■ TEXTE SOURCE
╭──

Sarah Bernhardt (1844-1923) n’était pas seulement comédienne, elle était aussi peintre et sculptrice. Elle a d’ailleurs sculpté le buste d’Edmond Rostand (1868-1918), qui a depuis disparu. Thomas Sertillanges, spécialiste du dramaturge et poète français, s’est mis en tête de le retrouver. S’en suit un très long voyage qu’il raconte dans un livre À la recherche du buste perdu d'Edmond Rostand sculpté par Sarah Bernhardt (et autres représentations du poète) chez Le Sémaphore (2023). Il inaugurera, sous le haut patronage de l’Académie française, et en présence d’Anne Hidalgo, le buste d’Edmond Rostand, qui sera la réplique de celui sculpté par Sarah Bernhardt, une œuvre de Patrick Berthaud, le mercredi 28 juin 2023, à la place du Général Catroux, dans le XVIIe.

A-la-recherche-du-buste-perdu-d-Edmond-Rostand.jpegMarc Alpozzo : Vous faites paraître un livre À la recherche du buste perdu d'Edmond Rostand sculpté par Sarah Bernhardt (et autres représentations du poète) chez Le Sémaphore (2023). C’est l’histoire du buste d’Edmond Rostand sculpté par Sarah Bernhard qui n’était pas seulement une admirable comédienne, mais aussi une peintre et une sculptrice. C’est probablement en 1910 qu’elle réalise un buste de son auteur fétiche. Mais il disparaît après avoir été officiellement présenté dans le théâtre de la grande artiste dix ans plus tard. Alors pourquoi vouloir nous raconter cette histoire rocambolesque ?

 

Thomas Sertillanges : Lorsque j’ai découvert la photo de Sarah Bernhardt posant avec le buste d’Edmond Rostand, je me suis naturellement demandé où il était ! J’ai entamé des recherches, dans les musées, les bases de données, la presse de l’époque, les spécialistes de Sarah Bernhardt et d’Edmond Rostand. Impossible de le retrouver. Il n’y a que deux options : soit il est installé sur la cheminée d’un particulier, ou dans son grenier et son heureux propriétaire ignore le trésor qu’il possède - ou ne veut pas que ça se sache, soit il a été détruit. L’usure du temps pour l’épreuve en argile, une chute en mille morceaux pour la version plâtre…

 

À défaut donc de le retrouver, je me suis donc mis face à deux défis : le premier constituant à le réinventer, et à trouver les financements pour cela, le second à convaincre la mairie de Paris de l’accueillir sur une place de la capitale, Paris n’ayant encore, jusqu’à ce jour, jamais rendu hommage à Edmond Rostand.

╰──

■ OBJECTIFS
**1.** Recopiez fidèlement le passage de l’extrait sur le buste de Rostand qui s’ouvre sur les mots contenant "À défaut donc" et se clôt sur "à Edmond Rostand.".
**2.** Dans l’extrait sur le buste de Rostand, résumez sous forme de liste le paragraphe qui commence par « Thomas Sertillanges : Lorsque j’ai découvert » en conservant ses faits principaux.
**3.** Indiquez si chacune des affirmations suivantes concorde avec l’extrait sur le buste de Rostand. Répondez par oui ou par non et citez les mots décisifs du texte. (a) Le buste a été présenté officiellement dans le théâtre de Sarah Bernhardt. (b) La réplique du buste est une œuvre de Thomas Sertillanges. (c) Paris avait déjà rendu hommage à Edmond Rostand avant ce projet.
Les lignes n’ont aucun rapport avec le texte source.

■ Annotations des cadres d’éléments

╭──

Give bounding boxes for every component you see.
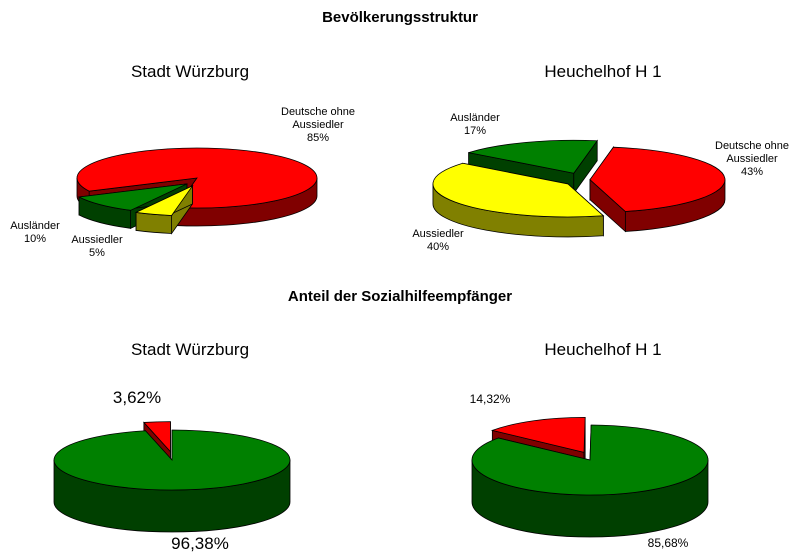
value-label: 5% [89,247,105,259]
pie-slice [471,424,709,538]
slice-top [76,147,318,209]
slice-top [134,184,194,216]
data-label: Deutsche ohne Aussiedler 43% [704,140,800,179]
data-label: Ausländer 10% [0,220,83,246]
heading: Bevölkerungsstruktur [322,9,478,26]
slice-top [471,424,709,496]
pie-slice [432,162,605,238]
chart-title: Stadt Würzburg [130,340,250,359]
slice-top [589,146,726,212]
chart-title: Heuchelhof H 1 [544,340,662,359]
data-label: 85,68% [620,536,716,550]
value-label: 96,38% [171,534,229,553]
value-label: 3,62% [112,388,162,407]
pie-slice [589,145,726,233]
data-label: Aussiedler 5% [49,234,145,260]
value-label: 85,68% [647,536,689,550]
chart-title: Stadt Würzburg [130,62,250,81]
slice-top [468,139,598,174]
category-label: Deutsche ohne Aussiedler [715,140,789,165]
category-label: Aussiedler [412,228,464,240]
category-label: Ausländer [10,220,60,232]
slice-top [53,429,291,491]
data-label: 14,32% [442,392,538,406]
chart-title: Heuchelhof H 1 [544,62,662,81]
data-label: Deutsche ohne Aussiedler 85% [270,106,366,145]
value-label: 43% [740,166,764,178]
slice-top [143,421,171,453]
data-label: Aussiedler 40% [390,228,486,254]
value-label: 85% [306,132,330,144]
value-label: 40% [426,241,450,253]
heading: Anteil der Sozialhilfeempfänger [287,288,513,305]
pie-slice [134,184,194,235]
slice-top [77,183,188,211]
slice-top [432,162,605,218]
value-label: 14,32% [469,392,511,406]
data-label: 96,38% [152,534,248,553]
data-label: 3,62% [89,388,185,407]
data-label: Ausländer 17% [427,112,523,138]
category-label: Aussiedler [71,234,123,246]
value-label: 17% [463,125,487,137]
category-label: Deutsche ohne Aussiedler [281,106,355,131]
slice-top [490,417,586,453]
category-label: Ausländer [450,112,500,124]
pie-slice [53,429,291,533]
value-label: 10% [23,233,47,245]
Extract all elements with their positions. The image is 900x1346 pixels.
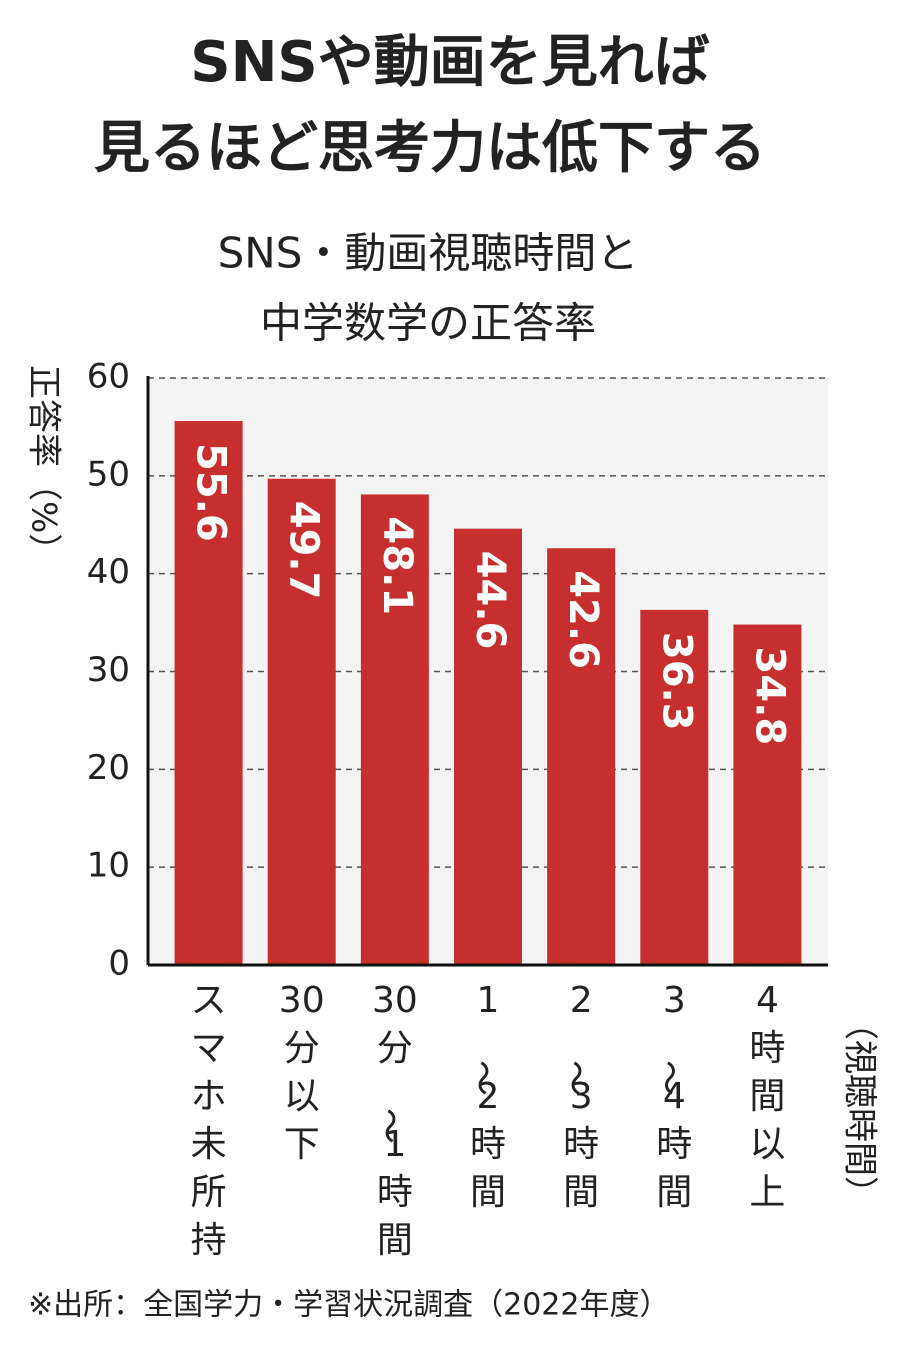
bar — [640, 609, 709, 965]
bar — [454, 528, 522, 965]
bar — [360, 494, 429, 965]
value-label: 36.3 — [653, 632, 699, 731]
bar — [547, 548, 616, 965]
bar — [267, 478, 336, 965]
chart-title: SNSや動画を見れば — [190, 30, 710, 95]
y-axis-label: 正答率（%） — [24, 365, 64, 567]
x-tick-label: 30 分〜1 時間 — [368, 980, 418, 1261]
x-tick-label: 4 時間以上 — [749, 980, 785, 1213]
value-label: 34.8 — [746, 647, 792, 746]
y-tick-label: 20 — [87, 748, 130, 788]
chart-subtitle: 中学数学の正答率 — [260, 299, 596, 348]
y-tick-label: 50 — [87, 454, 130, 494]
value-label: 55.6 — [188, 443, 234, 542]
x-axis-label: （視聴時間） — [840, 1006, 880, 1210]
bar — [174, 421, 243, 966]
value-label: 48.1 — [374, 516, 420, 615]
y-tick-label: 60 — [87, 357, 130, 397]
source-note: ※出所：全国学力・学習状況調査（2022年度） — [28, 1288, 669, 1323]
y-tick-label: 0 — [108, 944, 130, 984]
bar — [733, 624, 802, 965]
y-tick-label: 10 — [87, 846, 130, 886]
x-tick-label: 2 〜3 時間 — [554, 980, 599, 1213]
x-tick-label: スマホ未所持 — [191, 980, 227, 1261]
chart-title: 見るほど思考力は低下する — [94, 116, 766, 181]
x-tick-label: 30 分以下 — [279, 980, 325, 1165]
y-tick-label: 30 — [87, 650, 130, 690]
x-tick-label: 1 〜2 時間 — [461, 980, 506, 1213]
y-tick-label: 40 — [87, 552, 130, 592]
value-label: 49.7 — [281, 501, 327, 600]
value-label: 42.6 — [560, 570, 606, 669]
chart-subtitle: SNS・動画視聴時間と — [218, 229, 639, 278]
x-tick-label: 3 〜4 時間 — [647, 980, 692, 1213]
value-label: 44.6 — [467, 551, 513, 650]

╰──

■ RÉPONSES PAR CONSIGNE
**1.**
À défaut donc de le retrouver, je me suis donc mis face à deux défis : le premier constituant à le réinventer, et à trouver les financements pour cela, le second à convaincre la mairie de Paris de l’accueillir sur une place de la capitale, Paris n’ayant encore, jusqu’à ce jour, jamais rendu hommage à Edmond Rostand.

**2.**
- En découvrant la photo de Sarah Bernhardt posant avec le buste d’Edmond Rostand, Thomas Sertillanges s’est demandé où se trouvait ce buste.
- Il a mené des recherches dans les musées, les bases de données et la presse de l’époque, ainsi qu’auprès des spécialistes de Sarah Bernhardt et d’Edmond Rostand, sans le retrouver.
- Deux possibilités demeurent. Le buste se trouve peut-être chez un particulier, sur une cheminée ou dans un grenier, dont le propriétaire ignore sa valeur ou ne veut pas que cela se sache. Il a peut-être aussi été détruit.
- Les causes possibles de destruction sont l’usure du temps pour l’épreuve en argile et une chute en mille morceaux pour la version en plâtre.

**3.**
(a) Oui : « il disparaît après avoir été officiellement présenté dans le théâtre de la grande artiste ».
(b) Non : « une œuvre de Patrick Berthaud ».
(c) Non : « Paris n’ayant encore, jusqu’à ce jour, jamais rendu hommage à Edmond Rostand ».